### Figure record extracts
===============

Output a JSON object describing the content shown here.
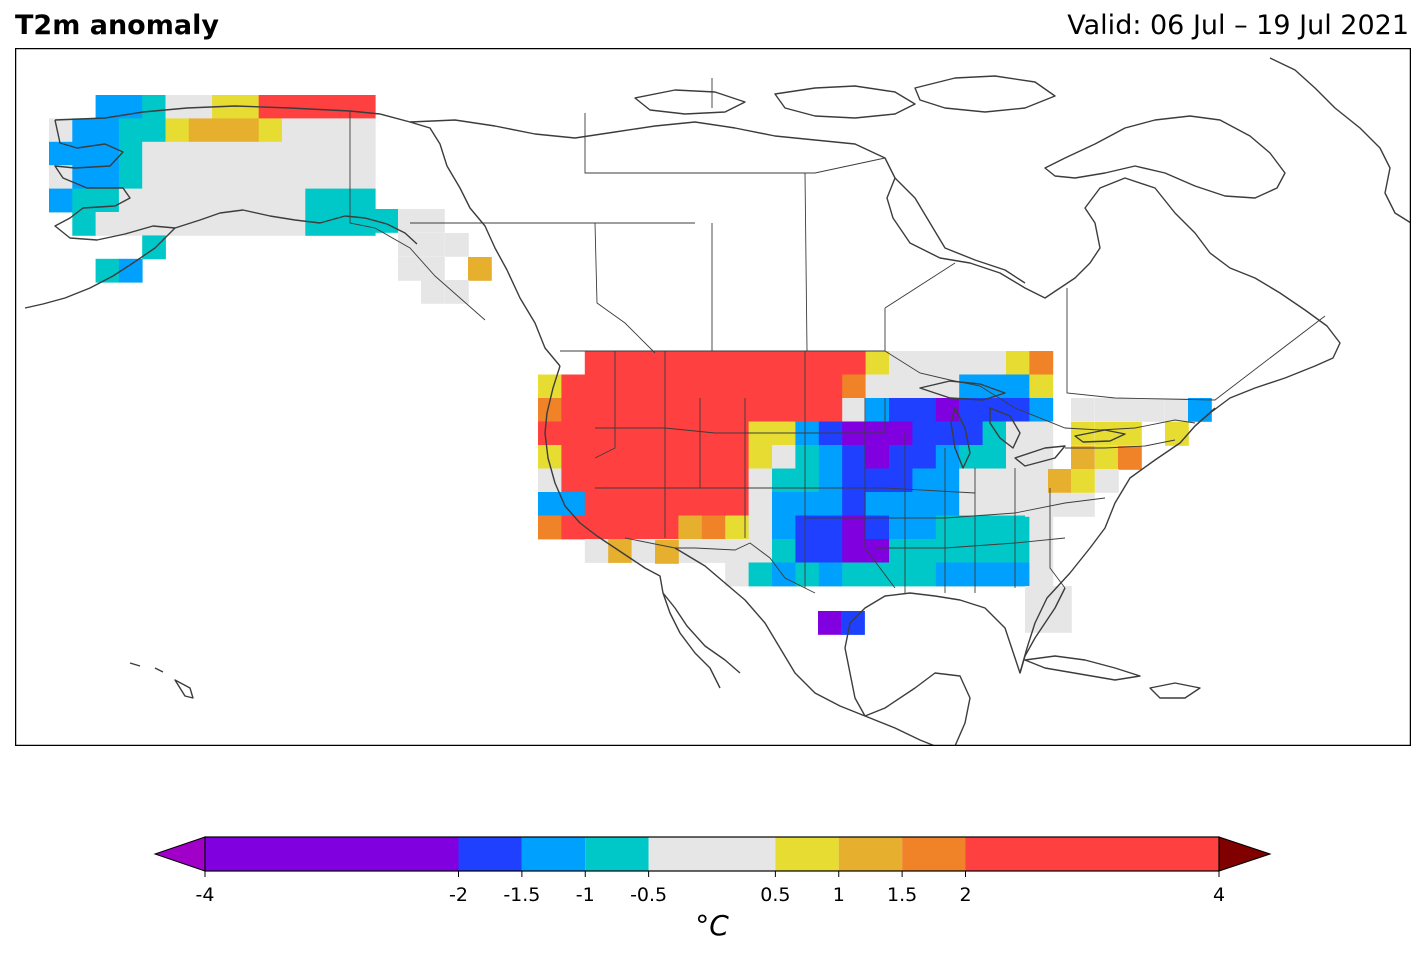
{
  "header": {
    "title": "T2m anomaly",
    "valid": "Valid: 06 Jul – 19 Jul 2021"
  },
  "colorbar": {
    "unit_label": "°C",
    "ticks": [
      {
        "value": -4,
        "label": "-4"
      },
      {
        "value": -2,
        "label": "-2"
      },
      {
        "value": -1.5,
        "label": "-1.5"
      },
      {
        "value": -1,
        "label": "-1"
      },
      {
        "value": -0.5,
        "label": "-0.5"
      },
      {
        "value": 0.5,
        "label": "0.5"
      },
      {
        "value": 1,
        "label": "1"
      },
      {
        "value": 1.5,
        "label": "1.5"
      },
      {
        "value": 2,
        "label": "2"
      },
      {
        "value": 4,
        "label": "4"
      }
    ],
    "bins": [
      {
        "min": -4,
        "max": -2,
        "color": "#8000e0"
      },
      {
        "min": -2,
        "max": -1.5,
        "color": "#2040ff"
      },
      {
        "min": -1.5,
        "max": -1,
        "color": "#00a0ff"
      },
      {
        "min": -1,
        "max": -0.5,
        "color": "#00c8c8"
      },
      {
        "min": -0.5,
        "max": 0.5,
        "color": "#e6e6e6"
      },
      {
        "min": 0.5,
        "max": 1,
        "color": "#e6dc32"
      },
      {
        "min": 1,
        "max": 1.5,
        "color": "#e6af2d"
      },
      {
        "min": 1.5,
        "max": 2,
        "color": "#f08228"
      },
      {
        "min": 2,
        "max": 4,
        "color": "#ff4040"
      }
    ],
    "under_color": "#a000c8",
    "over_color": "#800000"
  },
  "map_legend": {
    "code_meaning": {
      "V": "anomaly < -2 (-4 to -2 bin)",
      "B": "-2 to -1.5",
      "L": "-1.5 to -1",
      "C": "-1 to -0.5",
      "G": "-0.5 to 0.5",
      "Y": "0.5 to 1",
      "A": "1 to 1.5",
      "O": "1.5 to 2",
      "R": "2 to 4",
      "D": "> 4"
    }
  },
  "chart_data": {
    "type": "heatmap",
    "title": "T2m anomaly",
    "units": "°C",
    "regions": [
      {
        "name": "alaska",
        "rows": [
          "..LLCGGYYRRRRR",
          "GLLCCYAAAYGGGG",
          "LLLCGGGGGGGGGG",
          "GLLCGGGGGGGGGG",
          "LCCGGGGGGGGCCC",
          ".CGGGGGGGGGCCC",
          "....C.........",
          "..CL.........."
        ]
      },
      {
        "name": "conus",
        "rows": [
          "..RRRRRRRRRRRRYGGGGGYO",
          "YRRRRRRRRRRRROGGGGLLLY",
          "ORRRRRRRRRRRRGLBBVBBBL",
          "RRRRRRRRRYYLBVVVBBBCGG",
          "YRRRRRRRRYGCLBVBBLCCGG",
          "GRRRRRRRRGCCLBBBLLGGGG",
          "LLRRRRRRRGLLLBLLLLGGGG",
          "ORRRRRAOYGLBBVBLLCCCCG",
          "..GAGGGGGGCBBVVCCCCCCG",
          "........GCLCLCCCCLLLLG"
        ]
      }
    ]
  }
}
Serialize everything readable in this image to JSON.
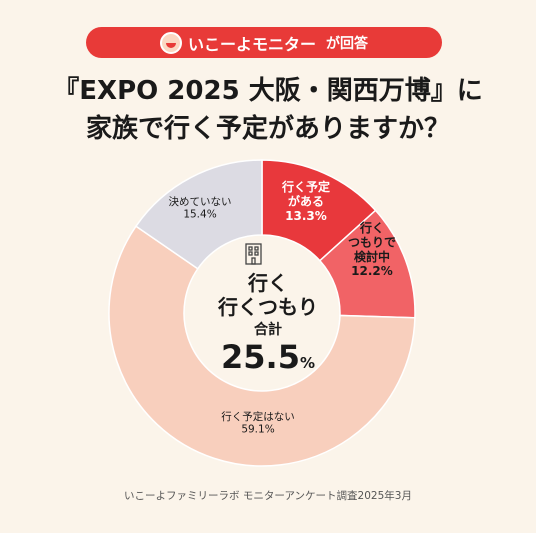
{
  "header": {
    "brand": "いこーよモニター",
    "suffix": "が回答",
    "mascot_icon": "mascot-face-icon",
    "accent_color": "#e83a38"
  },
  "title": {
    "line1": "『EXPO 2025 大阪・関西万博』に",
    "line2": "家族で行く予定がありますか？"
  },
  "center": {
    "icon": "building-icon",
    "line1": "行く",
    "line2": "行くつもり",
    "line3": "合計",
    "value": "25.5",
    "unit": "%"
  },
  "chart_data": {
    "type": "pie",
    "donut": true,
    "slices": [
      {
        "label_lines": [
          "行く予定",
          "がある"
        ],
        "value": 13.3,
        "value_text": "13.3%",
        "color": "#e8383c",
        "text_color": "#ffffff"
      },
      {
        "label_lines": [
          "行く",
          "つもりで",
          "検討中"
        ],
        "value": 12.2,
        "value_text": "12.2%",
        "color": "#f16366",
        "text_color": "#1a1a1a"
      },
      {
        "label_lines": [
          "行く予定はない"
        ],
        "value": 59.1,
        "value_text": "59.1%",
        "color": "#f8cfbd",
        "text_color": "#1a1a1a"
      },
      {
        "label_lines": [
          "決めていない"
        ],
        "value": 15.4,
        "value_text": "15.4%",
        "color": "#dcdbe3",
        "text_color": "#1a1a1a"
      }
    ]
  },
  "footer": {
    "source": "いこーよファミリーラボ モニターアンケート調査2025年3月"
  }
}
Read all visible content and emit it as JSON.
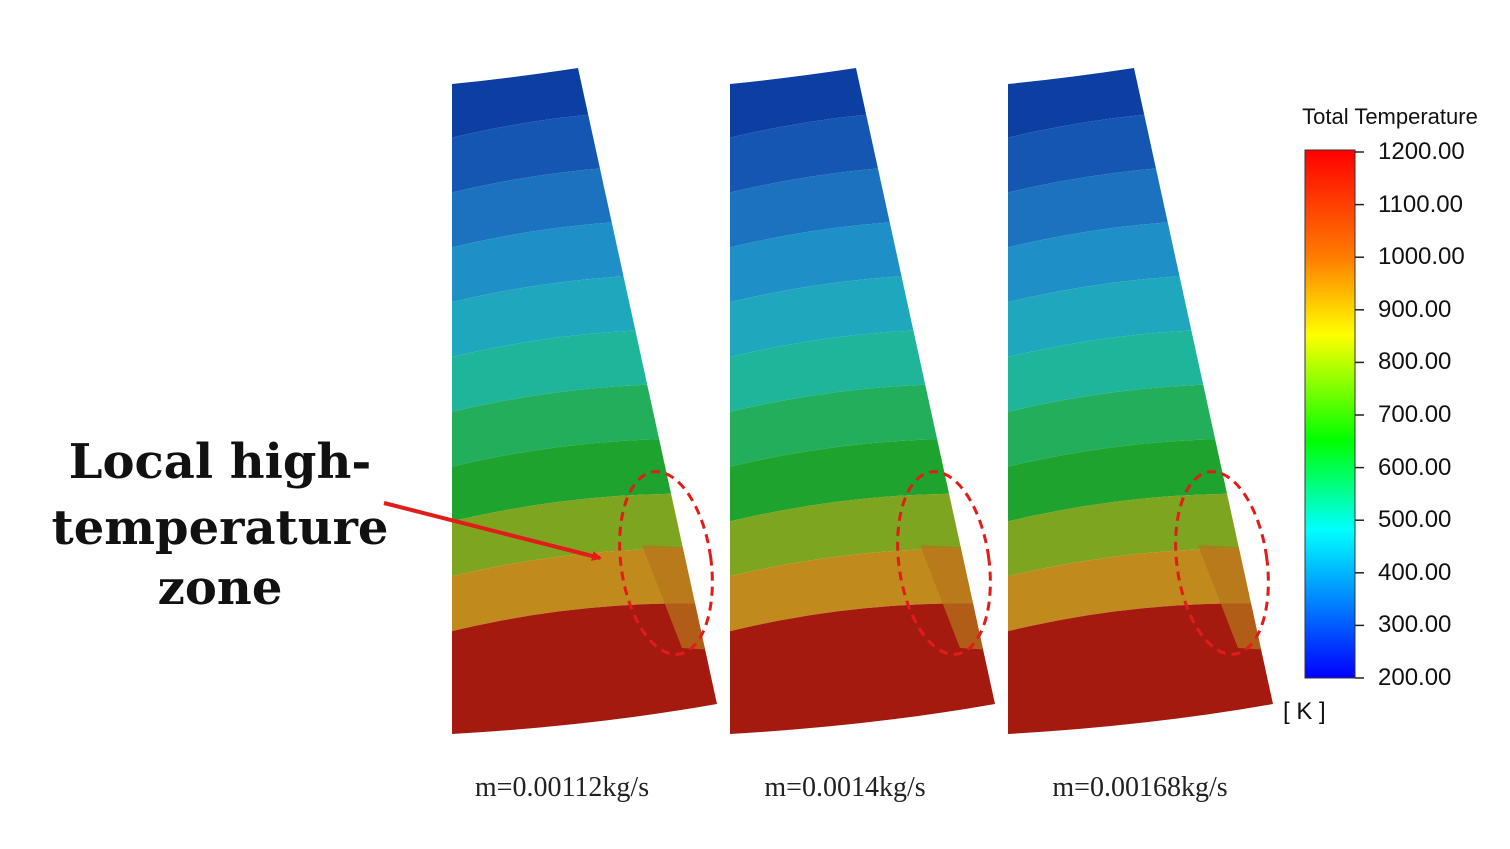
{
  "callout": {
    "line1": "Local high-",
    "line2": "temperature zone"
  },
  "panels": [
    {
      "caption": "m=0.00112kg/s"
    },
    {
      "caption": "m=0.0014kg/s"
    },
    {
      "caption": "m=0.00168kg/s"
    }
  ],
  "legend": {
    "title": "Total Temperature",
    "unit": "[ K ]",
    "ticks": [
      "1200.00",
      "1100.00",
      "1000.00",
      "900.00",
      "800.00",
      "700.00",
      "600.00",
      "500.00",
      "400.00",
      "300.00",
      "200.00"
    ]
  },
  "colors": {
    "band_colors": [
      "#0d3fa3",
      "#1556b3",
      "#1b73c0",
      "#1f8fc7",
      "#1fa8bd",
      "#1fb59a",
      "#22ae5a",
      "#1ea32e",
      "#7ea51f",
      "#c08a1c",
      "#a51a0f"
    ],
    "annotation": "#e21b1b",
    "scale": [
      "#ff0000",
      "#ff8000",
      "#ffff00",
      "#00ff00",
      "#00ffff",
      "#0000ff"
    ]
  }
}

===============

### Description of the task
Using the entries above, return each line in which the word "JSON" occurs.

### Correct response
Output a JSON object describing the content shown here.
Serialize everything readable in this image to JSON.
Read all visible content and emit it as JSON.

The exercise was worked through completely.